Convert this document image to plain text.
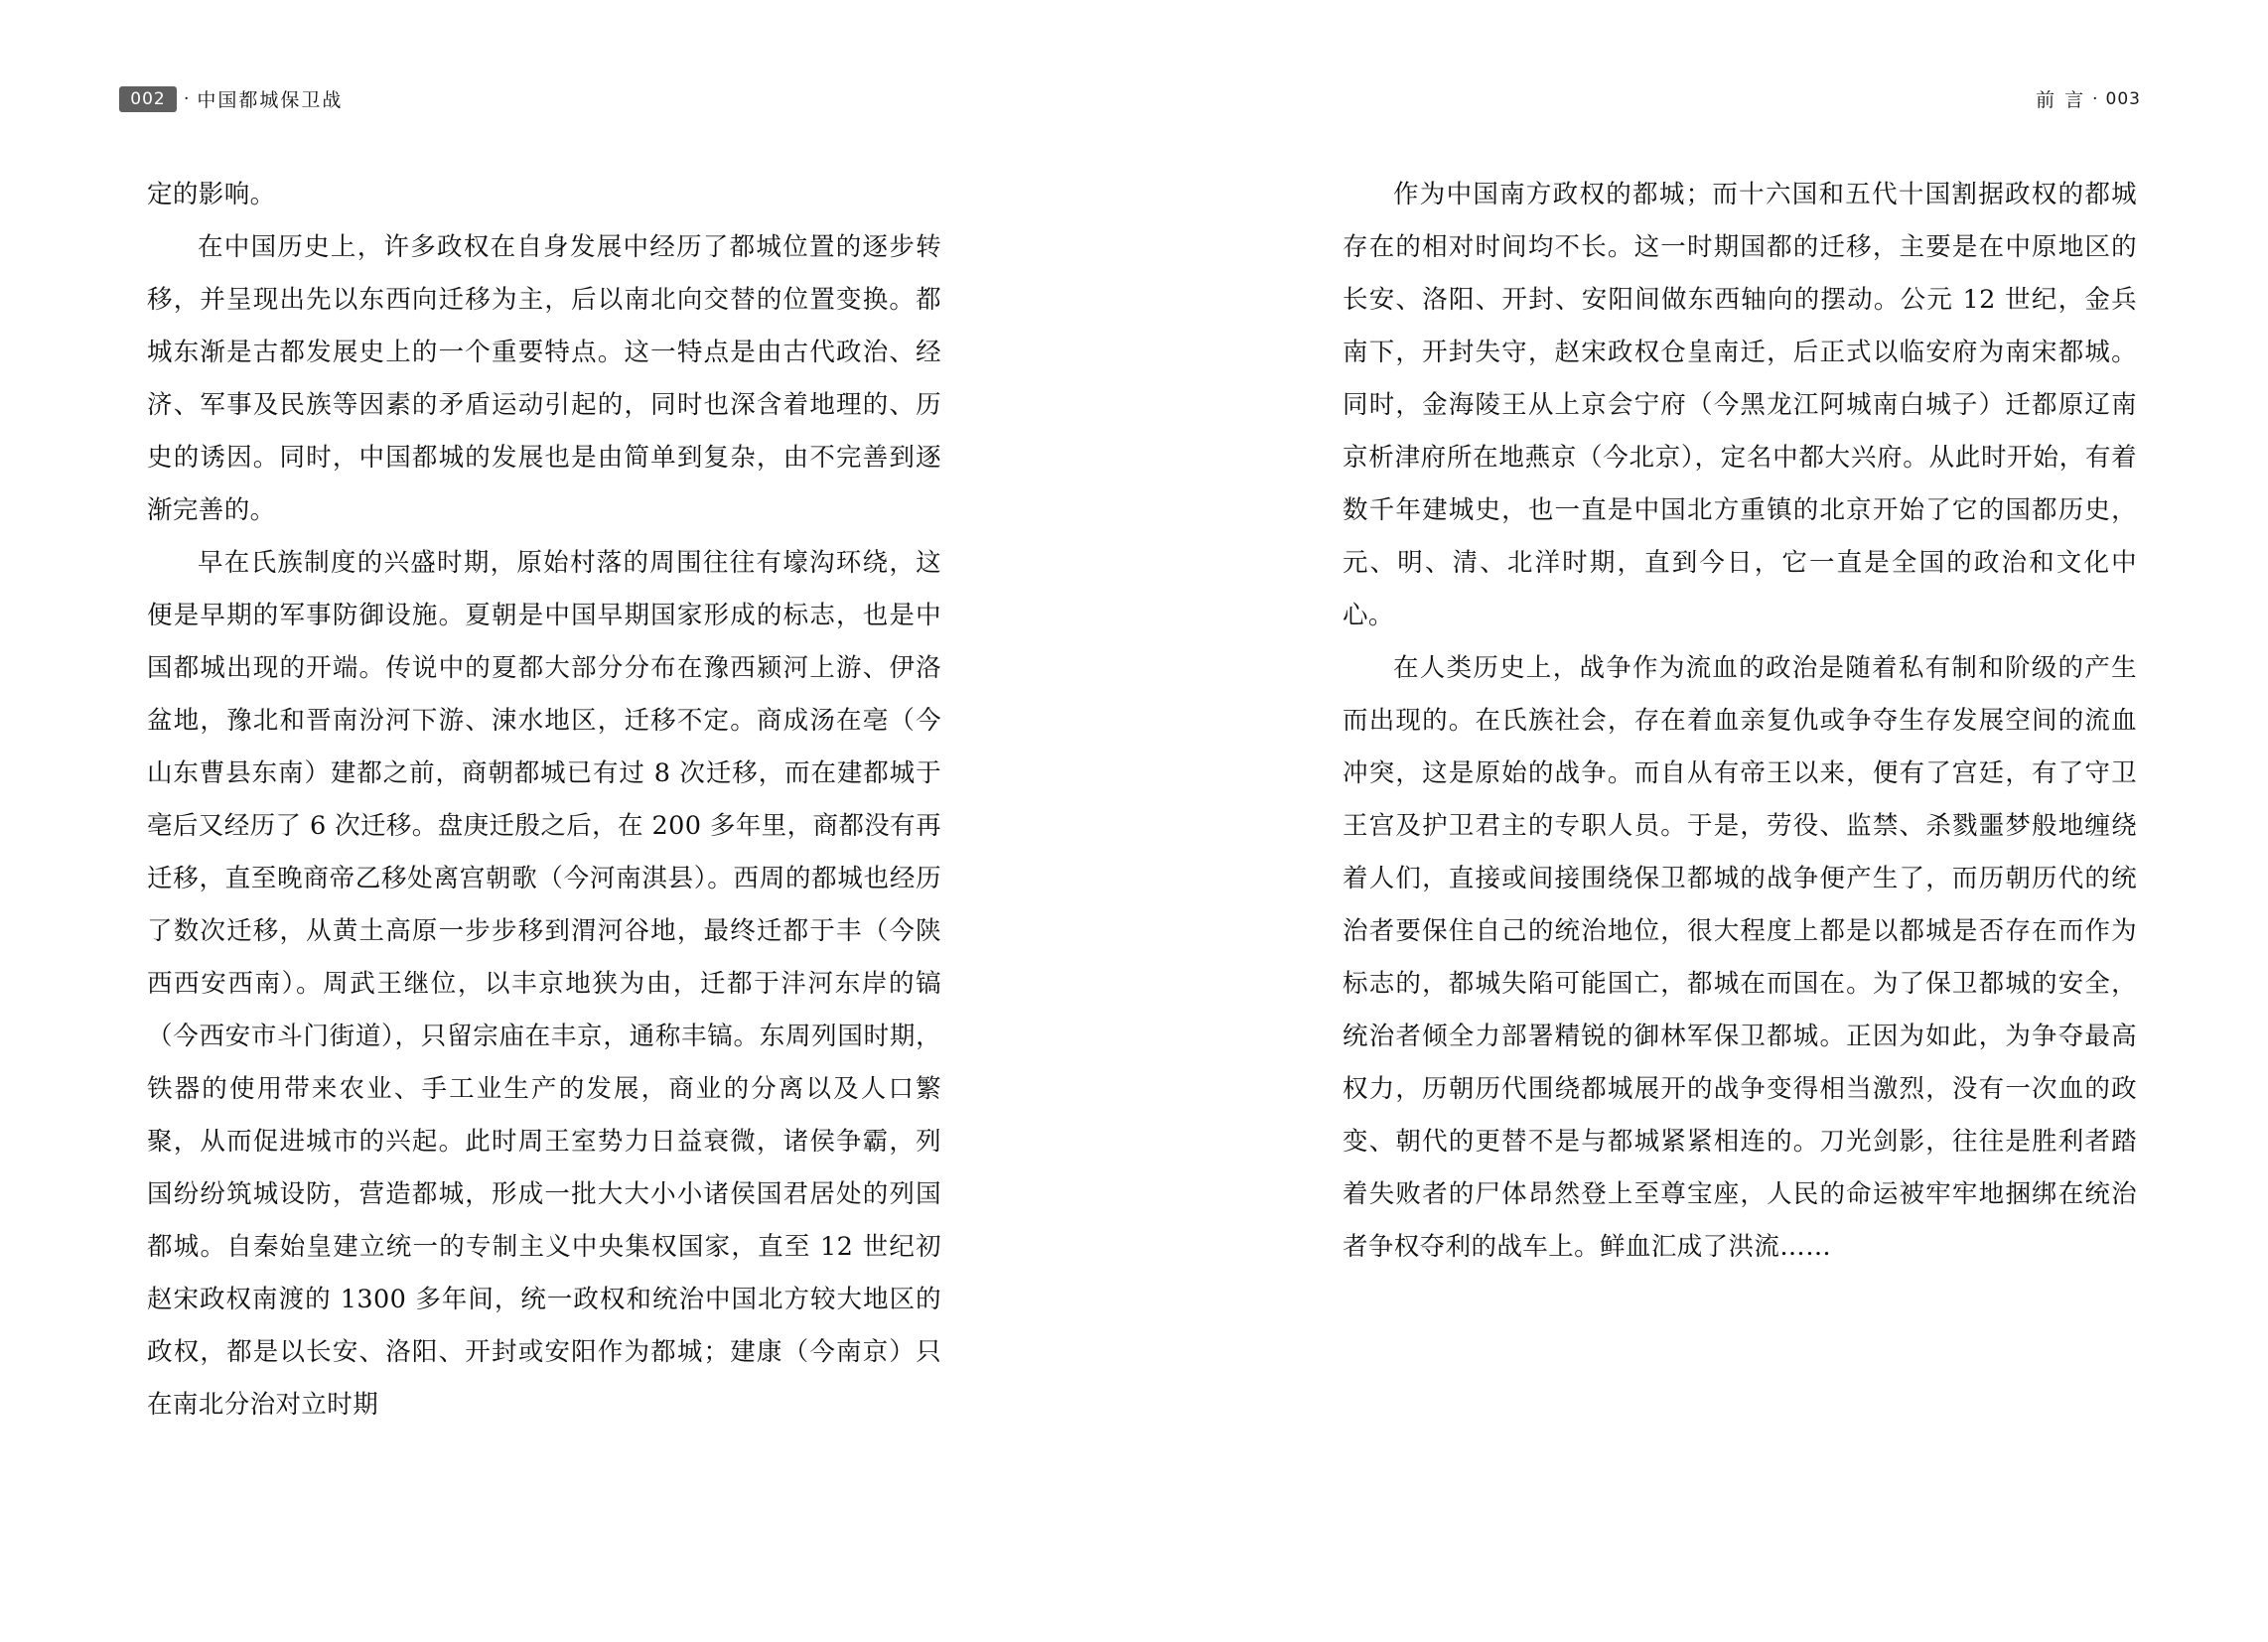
002	· 中国都城保卫战

定的影响。

在中国历史上，许多政权在自身发展中经历了都城位置的逐步转移，并呈现出先以东西向迁移为主，后以南北向交替的位置变换。都城东渐是古都发展史上的一个重要特点。这一特点是由古代政治、经济、军事及民族等因素的矛盾运动引起的，同时也深含着地理的、历史的诱因。同时，中国都城的发展也是由简单到复杂，由不完善到逐渐完善的。

早在氏族制度的兴盛时期，原始村落的周围往往有壕沟环绕，这便是早期的军事防御设施。夏朝是中国早期国家形成的标志，也是中国都城出现的开端。传说中的夏都大部分分布在豫西颍河上游、伊洛盆地，豫北和晋南汾河下游、涑水地区，迁移不定。商成汤在亳（今山东曹县东南）建都之前，商朝都城已有过 8 次迁移，而在建都城于亳后又经历了 6 次迁移。盘庚迁殷之后，在 200 多年里，商都没有再迁移，直至晚商帝乙移处离宫朝歌（今河南淇县）。西周的都城也经历了数次迁移，从黄土高原一步步移到渭河谷地，最终迁都于丰（今陕西西安西南）。周武王继位，以丰京地狭为由，迁都于沣河东岸的镐（今西安市斗门街道），只留宗庙在丰京，通称丰镐。东周列国时期，铁器的使用带来农业、手工业生产的发展，商业的分离以及人口繁聚，从而促进城市的兴起。此时周王室势力日益衰微，诸侯争霸，列国纷纷筑城设防，营造都城，形成一批大大小小诸侯国君居处的列国都城。自秦始皇建立统一的专制主义中央集权国家，直至 12 世纪初赵宋政权南渡的 1300 多年间，统一政权和统治中国北方较大地区的政权，都是以长安、洛阳、开封或安阳作为都城；建康（今南京）只在南北分治对立时期

前 言 · 003

作为中国南方政权的都城；而十六国和五代十国割据政权的都城存在的相对时间均不长。这一时期国都的迁移，主要是在中原地区的长安、洛阳、开封、安阳间做东西轴向的摆动。公元 12 世纪，金兵南下，开封失守，赵宋政权仓皇南迁，后正式以临安府为南宋都城。同时，金海陵王从上京会宁府（今黑龙江阿城南白城子）迁都原辽南京析津府所在地燕京（今北京），定名中都大兴府。从此时开始，有着数千年建城史，也一直是中国北方重镇的北京开始了它的国都历史，元、明、清、北洋时期，直到今日，它一直是全国的政治和文化中心。

在人类历史上，战争作为流血的政治是随着私有制和阶级的产生而出现的。在氏族社会，存在着血亲复仇或争夺生存发展空间的流血冲突，这是原始的战争。而自从有帝王以来，便有了宫廷，有了守卫王宫及护卫君主的专职人员。于是，劳役、监禁、杀戮噩梦般地缠绕着人们，直接或间接围绕保卫都城的战争便产生了，而历朝历代的统治者要保住自己的统治地位，很大程度上都是以都城是否存在而作为标志的，都城失陷可能国亡，都城在而国在。为了保卫都城的安全，统治者倾全力部署精锐的御林军保卫都城。正因为如此，为争夺最高权力，历朝历代围绕都城展开的战争变得相当激烈，没有一次血的政变、朝代的更替不是与都城紧紧相连的。刀光剑影，往往是胜利者踏着失败者的尸体昂然登上至尊宝座，人民的命运被牢牢地捆绑在统治者争权夺利的战车上。鲜血汇成了洪流……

= EXERCISE DETAILS =
Every line of the material is to be quoted exactly, with no pictures carried over.

= FINISHED EXERCISE =
Convert this document image to plain text.
002	· 中国都城保卫战

定的影响。

在中国历史上，许多政权在自身发展中经历了都城位置的逐步转移，并呈现出先以东西向迁移为主，后以南北向交替的位置变换。都城东渐是古都发展史上的一个重要特点。这一特点是由古代政治、经济、军事及民族等因素的矛盾运动引起的，同时也深含着地理的、历史的诱因。同时，中国都城的发展也是由简单到复杂，由不完善到逐渐完善的。

早在氏族制度的兴盛时期，原始村落的周围往往有壕沟环绕，这便是早期的军事防御设施。夏朝是中国早期国家形成的标志，也是中国都城出现的开端。传说中的夏都大部分分布在豫西颍河上游、伊洛盆地，豫北和晋南汾河下游、涑水地区，迁移不定。商成汤在亳（今山东曹县东南）建都之前，商朝都城已有过 8 次迁移，而在建都城于亳后又经历了 6 次迁移。盘庚迁殷之后，在 200 多年里，商都没有再迁移，直至晚商帝乙移处离宫朝歌（今河南淇县）。西周的都城也经历了数次迁移，从黄土高原一步步移到渭河谷地，最终迁都于丰（今陕西西安西南）。周武王继位，以丰京地狭为由，迁都于沣河东岸的镐（今西安市斗门街道），只留宗庙在丰京，通称丰镐。东周列国时期，铁器的使用带来农业、手工业生产的发展，商业的分离以及人口繁聚，从而促进城市的兴起。此时周王室势力日益衰微，诸侯争霸，列国纷纷筑城设防，营造都城，形成一批大大小小诸侯国君居处的列国都城。自秦始皇建立统一的专制主义中央集权国家，直至 12 世纪初赵宋政权南渡的 1300 多年间，统一政权和统治中国北方较大地区的政权，都是以长安、洛阳、开封或安阳作为都城；建康（今南京）只在南北分治对立时期

前 言 · 003

作为中国南方政权的都城；而十六国和五代十国割据政权的都城存在的相对时间均不长。这一时期国都的迁移，主要是在中原地区的长安、洛阳、开封、安阳间做东西轴向的摆动。公元 12 世纪，金兵南下，开封失守，赵宋政权仓皇南迁，后正式以临安府为南宋都城。同时，金海陵王从上京会宁府（今黑龙江阿城南白城子）迁都原辽南京析津府所在地燕京（今北京），定名中都大兴府。从此时开始，有着数千年建城史，也一直是中国北方重镇的北京开始了它的国都历史，元、明、清、北洋时期，直到今日，它一直是全国的政治和文化中心。

在人类历史上，战争作为流血的政治是随着私有制和阶级的产生而出现的。在氏族社会，存在着血亲复仇或争夺生存发展空间的流血冲突，这是原始的战争。而自从有帝王以来，便有了宫廷，有了守卫王宫及护卫君主的专职人员。于是，劳役、监禁、杀戮噩梦般地缠绕着人们，直接或间接围绕保卫都城的战争便产生了，而历朝历代的统治者要保住自己的统治地位，很大程度上都是以都城是否存在而作为标志的，都城失陷可能国亡，都城在而国在。为了保卫都城的安全，统治者倾全力部署精锐的御林军保卫都城。正因为如此，为争夺最高权力，历朝历代围绕都城展开的战争变得相当激烈，没有一次血的政变、朝代的更替不是与都城紧紧相连的。刀光剑影，往往是胜利者踏着失败者的尸体昂然登上至尊宝座，人民的命运被牢牢地捆绑在统治者争权夺利的战车上。鲜血汇成了洪流……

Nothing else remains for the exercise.